| Problem details |
Within the records below, find each line that holds the string "color", then copy it.

Saved entries:
** Begin **
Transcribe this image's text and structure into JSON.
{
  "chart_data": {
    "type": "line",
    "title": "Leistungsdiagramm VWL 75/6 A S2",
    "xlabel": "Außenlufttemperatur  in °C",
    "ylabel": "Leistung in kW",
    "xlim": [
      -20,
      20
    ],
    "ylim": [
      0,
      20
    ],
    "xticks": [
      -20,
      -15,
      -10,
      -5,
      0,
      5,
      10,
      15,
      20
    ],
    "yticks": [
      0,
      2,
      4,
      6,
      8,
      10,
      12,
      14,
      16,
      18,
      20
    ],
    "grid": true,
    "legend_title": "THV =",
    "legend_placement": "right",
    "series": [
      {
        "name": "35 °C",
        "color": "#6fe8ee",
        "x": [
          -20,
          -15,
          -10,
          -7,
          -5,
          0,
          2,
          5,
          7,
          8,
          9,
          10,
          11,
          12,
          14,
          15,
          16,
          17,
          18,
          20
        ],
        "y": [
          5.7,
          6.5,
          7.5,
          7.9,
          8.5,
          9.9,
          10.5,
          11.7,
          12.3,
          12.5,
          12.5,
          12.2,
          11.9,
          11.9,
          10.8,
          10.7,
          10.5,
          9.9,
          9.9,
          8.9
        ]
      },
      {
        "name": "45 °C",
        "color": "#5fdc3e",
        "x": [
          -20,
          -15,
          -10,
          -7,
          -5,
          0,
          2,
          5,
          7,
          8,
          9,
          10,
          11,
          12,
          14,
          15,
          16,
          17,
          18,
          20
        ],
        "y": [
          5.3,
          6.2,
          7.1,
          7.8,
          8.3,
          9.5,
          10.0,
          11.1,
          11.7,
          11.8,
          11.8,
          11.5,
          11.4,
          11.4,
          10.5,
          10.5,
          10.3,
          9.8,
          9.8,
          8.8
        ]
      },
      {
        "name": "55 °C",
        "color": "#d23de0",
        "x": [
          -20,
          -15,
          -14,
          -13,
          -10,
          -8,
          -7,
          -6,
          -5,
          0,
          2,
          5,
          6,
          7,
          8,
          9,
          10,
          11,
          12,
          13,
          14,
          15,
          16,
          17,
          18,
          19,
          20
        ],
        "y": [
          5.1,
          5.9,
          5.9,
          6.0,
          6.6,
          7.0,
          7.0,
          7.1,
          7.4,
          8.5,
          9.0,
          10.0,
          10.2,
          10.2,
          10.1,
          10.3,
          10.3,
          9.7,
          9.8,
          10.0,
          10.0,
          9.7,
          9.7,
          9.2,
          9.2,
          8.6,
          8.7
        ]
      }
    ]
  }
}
** End **
| Output for this task |
        "color": "#6fe8ee",
        "color": "#5fdc3e",
        "color": "#d23de0",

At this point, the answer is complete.